+++ THE INPUT +++

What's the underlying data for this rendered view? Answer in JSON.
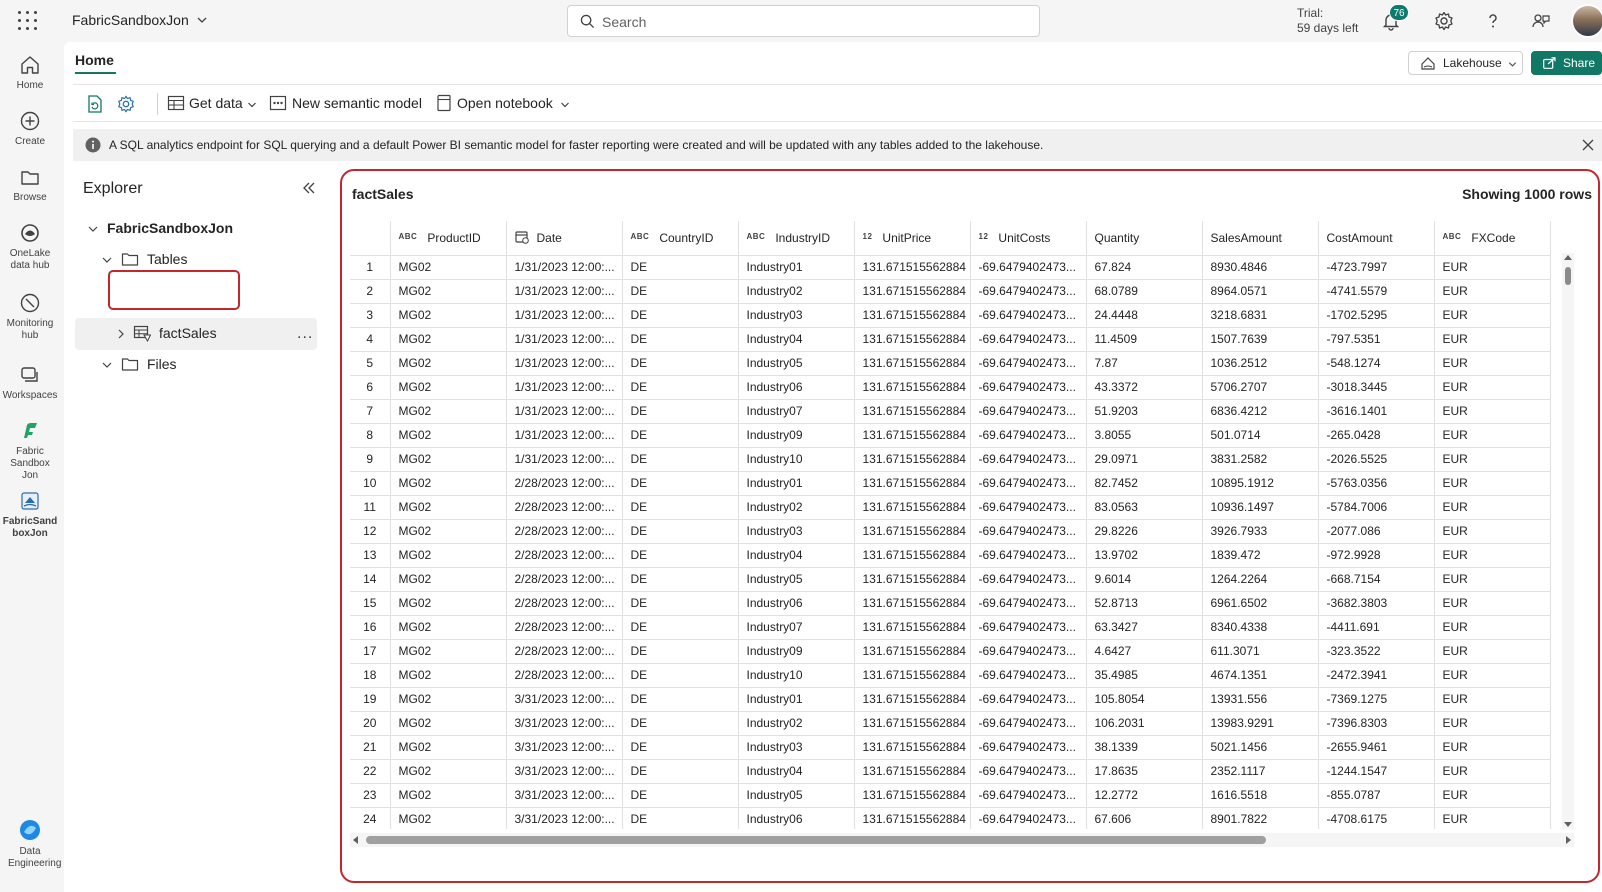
{
  "topbar": {
    "workspace": "FabricSandboxJon",
    "search_placeholder": "Search",
    "trial_line1": "Trial:",
    "trial_line2": "59 days left",
    "notification_count": "76"
  },
  "rail": [
    {
      "label": "Home",
      "icon": "home-icon"
    },
    {
      "label": "Create",
      "icon": "create-icon"
    },
    {
      "label": "Browse",
      "icon": "browse-icon"
    },
    {
      "label": "OneLake data hub",
      "icon": "onelake-icon"
    },
    {
      "label": "Monitoring hub",
      "icon": "monitoring-icon"
    },
    {
      "label": "Workspaces",
      "icon": "workspaces-icon"
    },
    {
      "label": "Fabric Sandbox Jon",
      "icon": "fabric-icon"
    },
    {
      "label": "FabricSandboxJon",
      "icon": "lakehouse-icon"
    },
    {
      "label": "Data Engineering",
      "icon": "data-engineering-icon"
    }
  ],
  "ribbon": {
    "tab": "Home",
    "lakehouse_label": "Lakehouse",
    "share_label": "Share",
    "get_data": "Get data",
    "new_semantic_model": "New semantic model",
    "open_notebook": "Open notebook"
  },
  "info": {
    "message": "A SQL analytics endpoint for SQL querying and a default Power BI semantic model for faster reporting were created and will be updated with any tables added to the lakehouse."
  },
  "explorer": {
    "title": "Explorer",
    "root": "FabricSandboxJon",
    "tables": "Tables",
    "table_item": "factSales",
    "files": "Files",
    "more": "..."
  },
  "grid": {
    "title": "factSales",
    "count": "Showing 1000 rows",
    "columns": [
      {
        "type": "ABC",
        "name": "ProductID"
      },
      {
        "type": "date",
        "name": "Date"
      },
      {
        "type": "ABC",
        "name": "CountryID"
      },
      {
        "type": "ABC",
        "name": "IndustryID"
      },
      {
        "type": "12",
        "name": "UnitPrice"
      },
      {
        "type": "12",
        "name": "UnitCosts"
      },
      {
        "type": "",
        "name": "Quantity"
      },
      {
        "type": "",
        "name": "SalesAmount"
      },
      {
        "type": "",
        "name": "CostAmount"
      },
      {
        "type": "ABC",
        "name": "FXCode"
      }
    ],
    "rows": [
      [
        "1",
        "MG02",
        "1/31/2023 12:00:...",
        "DE",
        "Industry01",
        "131.671515562884",
        "-69.6479402473...",
        "67.824",
        "8930.4846",
        "-4723.7997",
        "EUR"
      ],
      [
        "2",
        "MG02",
        "1/31/2023 12:00:...",
        "DE",
        "Industry02",
        "131.671515562884",
        "-69.6479402473...",
        "68.0789",
        "8964.0571",
        "-4741.5579",
        "EUR"
      ],
      [
        "3",
        "MG02",
        "1/31/2023 12:00:...",
        "DE",
        "Industry03",
        "131.671515562884",
        "-69.6479402473...",
        "24.4448",
        "3218.6831",
        "-1702.5295",
        "EUR"
      ],
      [
        "4",
        "MG02",
        "1/31/2023 12:00:...",
        "DE",
        "Industry04",
        "131.671515562884",
        "-69.6479402473...",
        "11.4509",
        "1507.7639",
        "-797.5351",
        "EUR"
      ],
      [
        "5",
        "MG02",
        "1/31/2023 12:00:...",
        "DE",
        "Industry05",
        "131.671515562884",
        "-69.6479402473...",
        "7.87",
        "1036.2512",
        "-548.1274",
        "EUR"
      ],
      [
        "6",
        "MG02",
        "1/31/2023 12:00:...",
        "DE",
        "Industry06",
        "131.671515562884",
        "-69.6479402473...",
        "43.3372",
        "5706.2707",
        "-3018.3445",
        "EUR"
      ],
      [
        "7",
        "MG02",
        "1/31/2023 12:00:...",
        "DE",
        "Industry07",
        "131.671515562884",
        "-69.6479402473...",
        "51.9203",
        "6836.4212",
        "-3616.1401",
        "EUR"
      ],
      [
        "8",
        "MG02",
        "1/31/2023 12:00:...",
        "DE",
        "Industry09",
        "131.671515562884",
        "-69.6479402473...",
        "3.8055",
        "501.0714",
        "-265.0428",
        "EUR"
      ],
      [
        "9",
        "MG02",
        "1/31/2023 12:00:...",
        "DE",
        "Industry10",
        "131.671515562884",
        "-69.6479402473...",
        "29.0971",
        "3831.2582",
        "-2026.5525",
        "EUR"
      ],
      [
        "10",
        "MG02",
        "2/28/2023 12:00:...",
        "DE",
        "Industry01",
        "131.671515562884",
        "-69.6479402473...",
        "82.7452",
        "10895.1912",
        "-5763.0356",
        "EUR"
      ],
      [
        "11",
        "MG02",
        "2/28/2023 12:00:...",
        "DE",
        "Industry02",
        "131.671515562884",
        "-69.6479402473...",
        "83.0563",
        "10936.1497",
        "-5784.7006",
        "EUR"
      ],
      [
        "12",
        "MG02",
        "2/28/2023 12:00:...",
        "DE",
        "Industry03",
        "131.671515562884",
        "-69.6479402473...",
        "29.8226",
        "3926.7933",
        "-2077.086",
        "EUR"
      ],
      [
        "13",
        "MG02",
        "2/28/2023 12:00:...",
        "DE",
        "Industry04",
        "131.671515562884",
        "-69.6479402473...",
        "13.9702",
        "1839.472",
        "-972.9928",
        "EUR"
      ],
      [
        "14",
        "MG02",
        "2/28/2023 12:00:...",
        "DE",
        "Industry05",
        "131.671515562884",
        "-69.6479402473...",
        "9.6014",
        "1264.2264",
        "-668.7154",
        "EUR"
      ],
      [
        "15",
        "MG02",
        "2/28/2023 12:00:...",
        "DE",
        "Industry06",
        "131.671515562884",
        "-69.6479402473...",
        "52.8713",
        "6961.6502",
        "-3682.3803",
        "EUR"
      ],
      [
        "16",
        "MG02",
        "2/28/2023 12:00:...",
        "DE",
        "Industry07",
        "131.671515562884",
        "-69.6479402473...",
        "63.3427",
        "8340.4338",
        "-4411.691",
        "EUR"
      ],
      [
        "17",
        "MG02",
        "2/28/2023 12:00:...",
        "DE",
        "Industry09",
        "131.671515562884",
        "-69.6479402473...",
        "4.6427",
        "611.3071",
        "-323.3522",
        "EUR"
      ],
      [
        "18",
        "MG02",
        "2/28/2023 12:00:...",
        "DE",
        "Industry10",
        "131.671515562884",
        "-69.6479402473...",
        "35.4985",
        "4674.1351",
        "-2472.3941",
        "EUR"
      ],
      [
        "19",
        "MG02",
        "3/31/2023 12:00:...",
        "DE",
        "Industry01",
        "131.671515562884",
        "-69.6479402473...",
        "105.8054",
        "13931.556",
        "-7369.1275",
        "EUR"
      ],
      [
        "20",
        "MG02",
        "3/31/2023 12:00:...",
        "DE",
        "Industry02",
        "131.671515562884",
        "-69.6479402473...",
        "106.2031",
        "13983.9291",
        "-7396.8303",
        "EUR"
      ],
      [
        "21",
        "MG02",
        "3/31/2023 12:00:...",
        "DE",
        "Industry03",
        "131.671515562884",
        "-69.6479402473...",
        "38.1339",
        "5021.1456",
        "-2655.9461",
        "EUR"
      ],
      [
        "22",
        "MG02",
        "3/31/2023 12:00:...",
        "DE",
        "Industry04",
        "131.671515562884",
        "-69.6479402473...",
        "17.8635",
        "2352.1117",
        "-1244.1547",
        "EUR"
      ],
      [
        "23",
        "MG02",
        "3/31/2023 12:00:...",
        "DE",
        "Industry05",
        "131.671515562884",
        "-69.6479402473...",
        "12.2772",
        "1616.5518",
        "-855.0787",
        "EUR"
      ],
      [
        "24",
        "MG02",
        "3/31/2023 12:00:...",
        "DE",
        "Industry06",
        "131.671515562884",
        "-69.6479402473...",
        "67.606",
        "8901.7822",
        "-4708.6175",
        "EUR"
      ]
    ]
  },
  "colors": {
    "accent": "#117865",
    "highlight": "#c4262e"
  }
}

+++

REQUEST
Pull out every line of the records above that contains the word "factSales".

TASK RESPONSE
    "table_item": "factSales",
    "title": "factSales",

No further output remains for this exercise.